EXERCISE –
Reproduce all entries word for word.

GIVEN RECORDS –
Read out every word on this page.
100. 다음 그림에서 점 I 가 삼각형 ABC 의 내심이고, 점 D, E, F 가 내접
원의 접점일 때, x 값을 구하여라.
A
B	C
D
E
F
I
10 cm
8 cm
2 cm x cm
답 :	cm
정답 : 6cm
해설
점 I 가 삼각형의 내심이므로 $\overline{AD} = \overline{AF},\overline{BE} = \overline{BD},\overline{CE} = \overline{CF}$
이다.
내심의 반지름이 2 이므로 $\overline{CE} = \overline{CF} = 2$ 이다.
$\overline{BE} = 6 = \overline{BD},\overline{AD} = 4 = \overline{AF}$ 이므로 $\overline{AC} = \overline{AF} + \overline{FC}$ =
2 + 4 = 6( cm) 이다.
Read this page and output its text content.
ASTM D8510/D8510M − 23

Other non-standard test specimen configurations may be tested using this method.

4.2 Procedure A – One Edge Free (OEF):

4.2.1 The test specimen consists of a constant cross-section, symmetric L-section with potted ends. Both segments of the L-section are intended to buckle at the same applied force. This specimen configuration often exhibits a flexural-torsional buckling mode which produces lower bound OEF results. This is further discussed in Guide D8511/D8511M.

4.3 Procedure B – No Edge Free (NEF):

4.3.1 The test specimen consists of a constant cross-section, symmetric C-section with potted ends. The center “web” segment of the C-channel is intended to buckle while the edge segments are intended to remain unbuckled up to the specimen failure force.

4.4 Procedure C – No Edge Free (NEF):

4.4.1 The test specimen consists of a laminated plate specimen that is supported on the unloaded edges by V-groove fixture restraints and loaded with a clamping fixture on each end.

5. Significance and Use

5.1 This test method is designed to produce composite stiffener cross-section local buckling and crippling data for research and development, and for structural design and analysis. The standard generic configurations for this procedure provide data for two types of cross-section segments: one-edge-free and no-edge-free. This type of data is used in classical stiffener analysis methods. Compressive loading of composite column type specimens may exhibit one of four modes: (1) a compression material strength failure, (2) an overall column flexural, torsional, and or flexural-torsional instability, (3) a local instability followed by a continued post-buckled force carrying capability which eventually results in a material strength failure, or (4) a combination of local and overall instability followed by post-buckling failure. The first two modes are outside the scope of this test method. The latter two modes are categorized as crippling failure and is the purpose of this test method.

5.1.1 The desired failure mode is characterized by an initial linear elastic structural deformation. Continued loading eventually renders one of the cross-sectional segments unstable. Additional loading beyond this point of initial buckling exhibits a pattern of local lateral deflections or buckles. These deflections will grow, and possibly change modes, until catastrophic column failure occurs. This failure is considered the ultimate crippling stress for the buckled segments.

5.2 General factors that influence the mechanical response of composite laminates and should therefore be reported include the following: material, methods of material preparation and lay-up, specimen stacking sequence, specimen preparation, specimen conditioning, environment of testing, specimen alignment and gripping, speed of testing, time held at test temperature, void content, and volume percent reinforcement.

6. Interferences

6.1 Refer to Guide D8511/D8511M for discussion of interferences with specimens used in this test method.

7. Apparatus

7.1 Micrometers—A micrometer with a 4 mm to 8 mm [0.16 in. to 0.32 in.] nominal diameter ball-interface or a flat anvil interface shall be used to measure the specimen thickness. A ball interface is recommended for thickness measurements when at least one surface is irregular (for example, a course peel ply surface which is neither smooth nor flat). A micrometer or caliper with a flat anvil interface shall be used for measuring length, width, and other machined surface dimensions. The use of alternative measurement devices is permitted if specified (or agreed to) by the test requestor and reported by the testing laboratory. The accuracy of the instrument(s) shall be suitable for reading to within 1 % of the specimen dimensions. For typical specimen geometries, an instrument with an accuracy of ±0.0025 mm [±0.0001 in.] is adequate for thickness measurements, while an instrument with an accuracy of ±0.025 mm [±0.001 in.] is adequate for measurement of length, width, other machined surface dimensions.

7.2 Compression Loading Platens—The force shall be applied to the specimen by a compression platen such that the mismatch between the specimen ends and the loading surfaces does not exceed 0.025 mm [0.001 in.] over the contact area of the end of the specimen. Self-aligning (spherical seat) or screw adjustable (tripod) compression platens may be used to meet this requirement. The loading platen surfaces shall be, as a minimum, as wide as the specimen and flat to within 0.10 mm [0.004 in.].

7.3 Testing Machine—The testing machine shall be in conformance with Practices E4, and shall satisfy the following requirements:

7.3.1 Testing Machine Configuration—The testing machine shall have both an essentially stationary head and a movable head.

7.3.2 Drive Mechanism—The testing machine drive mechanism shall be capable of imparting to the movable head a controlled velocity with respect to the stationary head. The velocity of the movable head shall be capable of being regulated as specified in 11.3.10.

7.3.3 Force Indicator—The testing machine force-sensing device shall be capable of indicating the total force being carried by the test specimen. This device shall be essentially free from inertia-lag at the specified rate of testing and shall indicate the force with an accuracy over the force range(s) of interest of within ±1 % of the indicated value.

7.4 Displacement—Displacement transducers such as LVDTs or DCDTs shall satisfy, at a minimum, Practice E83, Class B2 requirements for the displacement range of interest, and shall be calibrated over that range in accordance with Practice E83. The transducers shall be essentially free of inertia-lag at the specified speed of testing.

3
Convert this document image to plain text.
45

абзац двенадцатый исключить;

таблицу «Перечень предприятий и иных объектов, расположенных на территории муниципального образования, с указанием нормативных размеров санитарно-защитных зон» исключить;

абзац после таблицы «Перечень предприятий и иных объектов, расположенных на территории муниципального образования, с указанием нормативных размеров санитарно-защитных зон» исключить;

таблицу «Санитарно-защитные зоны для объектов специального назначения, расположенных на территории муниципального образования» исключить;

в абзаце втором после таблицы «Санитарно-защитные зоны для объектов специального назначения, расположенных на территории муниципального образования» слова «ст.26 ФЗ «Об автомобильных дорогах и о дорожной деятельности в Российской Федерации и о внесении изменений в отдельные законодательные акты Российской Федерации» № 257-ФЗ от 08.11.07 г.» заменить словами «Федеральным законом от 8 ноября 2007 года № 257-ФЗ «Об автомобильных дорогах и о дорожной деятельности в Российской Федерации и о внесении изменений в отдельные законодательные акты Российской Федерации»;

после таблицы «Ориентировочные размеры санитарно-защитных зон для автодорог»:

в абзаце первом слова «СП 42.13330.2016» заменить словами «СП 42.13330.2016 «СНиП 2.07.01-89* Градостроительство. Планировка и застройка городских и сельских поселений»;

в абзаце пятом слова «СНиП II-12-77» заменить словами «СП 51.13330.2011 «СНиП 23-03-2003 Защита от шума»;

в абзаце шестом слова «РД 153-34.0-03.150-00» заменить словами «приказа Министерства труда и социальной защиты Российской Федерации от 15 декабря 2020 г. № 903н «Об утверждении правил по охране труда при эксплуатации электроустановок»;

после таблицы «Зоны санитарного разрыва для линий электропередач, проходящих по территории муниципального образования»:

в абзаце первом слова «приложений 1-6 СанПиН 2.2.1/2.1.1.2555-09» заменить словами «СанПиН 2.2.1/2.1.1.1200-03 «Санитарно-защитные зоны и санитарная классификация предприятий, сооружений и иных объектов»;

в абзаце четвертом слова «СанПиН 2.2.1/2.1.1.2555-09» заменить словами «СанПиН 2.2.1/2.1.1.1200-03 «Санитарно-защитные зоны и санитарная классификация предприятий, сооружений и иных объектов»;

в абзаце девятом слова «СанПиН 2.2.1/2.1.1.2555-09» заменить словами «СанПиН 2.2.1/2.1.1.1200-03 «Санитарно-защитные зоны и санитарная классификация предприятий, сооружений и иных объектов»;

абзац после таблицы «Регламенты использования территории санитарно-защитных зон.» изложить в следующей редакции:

FINAL RESULT –
Read out every word on this page.
100. 다음 그림에서 점 I 가 삼각형 ABC 의 내심이고, 점 D, E, F 가 내접
원의 접점일 때, x 값을 구하여라.
A
B	C
D
E
F
I
10 cm
8 cm
2 cm x cm
답 :	cm
정답 : 6cm
해설
점 I 가 삼각형의 내심이므로 $\overline{AD} = \overline{AF},\overline{BE} = \overline{BD},\overline{CE} = \overline{CF}$
이다.
내심의 반지름이 2 이므로 $\overline{CE} = \overline{CF} = 2$ 이다.
$\overline{BE} = 6 = \overline{BD},\overline{AD} = 4 = \overline{AF}$ 이므로 $\overline{AC} = \overline{AF} + \overline{FC}$ =
2 + 4 = 6( cm) 이다.
Read this page and output its text content.
ASTM D8510/D8510M − 23

Other non-standard test specimen configurations may be tested using this method.

4.2 Procedure A – One Edge Free (OEF):

4.2.1 The test specimen consists of a constant cross-section, symmetric L-section with potted ends. Both segments of the L-section are intended to buckle at the same applied force. This specimen configuration often exhibits a flexural-torsional buckling mode which produces lower bound OEF results. This is further discussed in Guide D8511/D8511M.

4.3 Procedure B – No Edge Free (NEF):

4.3.1 The test specimen consists of a constant cross-section, symmetric C-section with potted ends. The center “web” segment of the C-channel is intended to buckle while the edge segments are intended to remain unbuckled up to the specimen failure force.

4.4 Procedure C – No Edge Free (NEF):

4.4.1 The test specimen consists of a laminated plate specimen that is supported on the unloaded edges by V-groove fixture restraints and loaded with a clamping fixture on each end.

5. Significance and Use

5.1 This test method is designed to produce composite stiffener cross-section local buckling and crippling data for research and development, and for structural design and analysis. The standard generic configurations for this procedure provide data for two types of cross-section segments: one-edge-free and no-edge-free. This type of data is used in classical stiffener analysis methods. Compressive loading of composite column type specimens may exhibit one of four modes: (1) a compression material strength failure, (2) an overall column flexural, torsional, and or flexural-torsional instability, (3) a local instability followed by a continued post-buckled force carrying capability which eventually results in a material strength failure, or (4) a combination of local and overall instability followed by post-buckling failure. The first two modes are outside the scope of this test method. The latter two modes are categorized as crippling failure and is the purpose of this test method.

5.1.1 The desired failure mode is characterized by an initial linear elastic structural deformation. Continued loading eventually renders one of the cross-sectional segments unstable. Additional loading beyond this point of initial buckling exhibits a pattern of local lateral deflections or buckles. These deflections will grow, and possibly change modes, until catastrophic column failure occurs. This failure is considered the ultimate crippling stress for the buckled segments.

5.2 General factors that influence the mechanical response of composite laminates and should therefore be reported include the following: material, methods of material preparation and lay-up, specimen stacking sequence, specimen preparation, specimen conditioning, environment of testing, specimen alignment and gripping, speed of testing, time held at test temperature, void content, and volume percent reinforcement.

6. Interferences

6.1 Refer to Guide D8511/D8511M for discussion of interferences with specimens used in this test method.

7. Apparatus

7.1 Micrometers—A micrometer with a 4 mm to 8 mm [0.16 in. to 0.32 in.] nominal diameter ball-interface or a flat anvil interface shall be used to measure the specimen thickness. A ball interface is recommended for thickness measurements when at least one surface is irregular (for example, a course peel ply surface which is neither smooth nor flat). A micrometer or caliper with a flat anvil interface shall be used for measuring length, width, and other machined surface dimensions. The use of alternative measurement devices is permitted if specified (or agreed to) by the test requestor and reported by the testing laboratory. The accuracy of the instrument(s) shall be suitable for reading to within 1 % of the specimen dimensions. For typical specimen geometries, an instrument with an accuracy of ±0.0025 mm [±0.0001 in.] is adequate for thickness measurements, while an instrument with an accuracy of ±0.025 mm [±0.001 in.] is adequate for measurement of length, width, other machined surface dimensions.

7.2 Compression Loading Platens—The force shall be applied to the specimen by a compression platen such that the mismatch between the specimen ends and the loading surfaces does not exceed 0.025 mm [0.001 in.] over the contact area of the end of the specimen. Self-aligning (spherical seat) or screw adjustable (tripod) compression platens may be used to meet this requirement. The loading platen surfaces shall be, as a minimum, as wide as the specimen and flat to within 0.10 mm [0.004 in.].

7.3 Testing Machine—The testing machine shall be in conformance with Practices E4, and shall satisfy the following requirements:

7.3.1 Testing Machine Configuration—The testing machine shall have both an essentially stationary head and a movable head.

7.3.2 Drive Mechanism—The testing machine drive mechanism shall be capable of imparting to the movable head a controlled velocity with respect to the stationary head. The velocity of the movable head shall be capable of being regulated as specified in 11.3.10.

7.3.3 Force Indicator—The testing machine force-sensing device shall be capable of indicating the total force being carried by the test specimen. This device shall be essentially free from inertia-lag at the specified rate of testing and shall indicate the force with an accuracy over the force range(s) of interest of within ±1 % of the indicated value.

7.4 Displacement—Displacement transducers such as LVDTs or DCDTs shall satisfy, at a minimum, Practice E83, Class B2 requirements for the displacement range of interest, and shall be calibrated over that range in accordance with Practice E83. The transducers shall be essentially free of inertia-lag at the specified speed of testing.

3
Convert this document image to plain text.
45

абзац двенадцатый исключить;

таблицу «Перечень предприятий и иных объектов, расположенных на территории муниципального образования, с указанием нормативных размеров санитарно-защитных зон» исключить;

абзац после таблицы «Перечень предприятий и иных объектов, расположенных на территории муниципального образования, с указанием нормативных размеров санитарно-защитных зон» исключить;

таблицу «Санитарно-защитные зоны для объектов специального назначения, расположенных на территории муниципального образования» исключить;

в абзаце втором после таблицы «Санитарно-защитные зоны для объектов специального назначения, расположенных на территории муниципального образования» слова «ст.26 ФЗ «Об автомобильных дорогах и о дорожной деятельности в Российской Федерации и о внесении изменений в отдельные законодательные акты Российской Федерации» № 257-ФЗ от 08.11.07 г.» заменить словами «Федеральным законом от 8 ноября 2007 года № 257-ФЗ «Об автомобильных дорогах и о дорожной деятельности в Российской Федерации и о внесении изменений в отдельные законодательные акты Российской Федерации»;

после таблицы «Ориентировочные размеры санитарно-защитных зон для автодорог»:

в абзаце первом слова «СП 42.13330.2016» заменить словами «СП 42.13330.2016 «СНиП 2.07.01-89* Градостроительство. Планировка и застройка городских и сельских поселений»;

в абзаце пятом слова «СНиП II-12-77» заменить словами «СП 51.13330.2011 «СНиП 23-03-2003 Защита от шума»;

в абзаце шестом слова «РД 153-34.0-03.150-00» заменить словами «приказа Министерства труда и социальной защиты Российской Федерации от 15 декабря 2020 г. № 903н «Об утверждении правил по охране труда при эксплуатации электроустановок»;

после таблицы «Зоны санитарного разрыва для линий электропередач, проходящих по территории муниципального образования»:

в абзаце первом слова «приложений 1-6 СанПиН 2.2.1/2.1.1.2555-09» заменить словами «СанПиН 2.2.1/2.1.1.1200-03 «Санитарно-защитные зоны и санитарная классификация предприятий, сооружений и иных объектов»;

в абзаце четвертом слова «СанПиН 2.2.1/2.1.1.2555-09» заменить словами «СанПиН 2.2.1/2.1.1.1200-03 «Санитарно-защитные зоны и санитарная классификация предприятий, сооружений и иных объектов»;

в абзаце девятом слова «СанПиН 2.2.1/2.1.1.2555-09» заменить словами «СанПиН 2.2.1/2.1.1.1200-03 «Санитарно-защитные зоны и санитарная классификация предприятий, сооружений и иных объектов»;

абзац после таблицы «Регламенты использования территории санитарно-защитных зон.» изложить в следующей редакции:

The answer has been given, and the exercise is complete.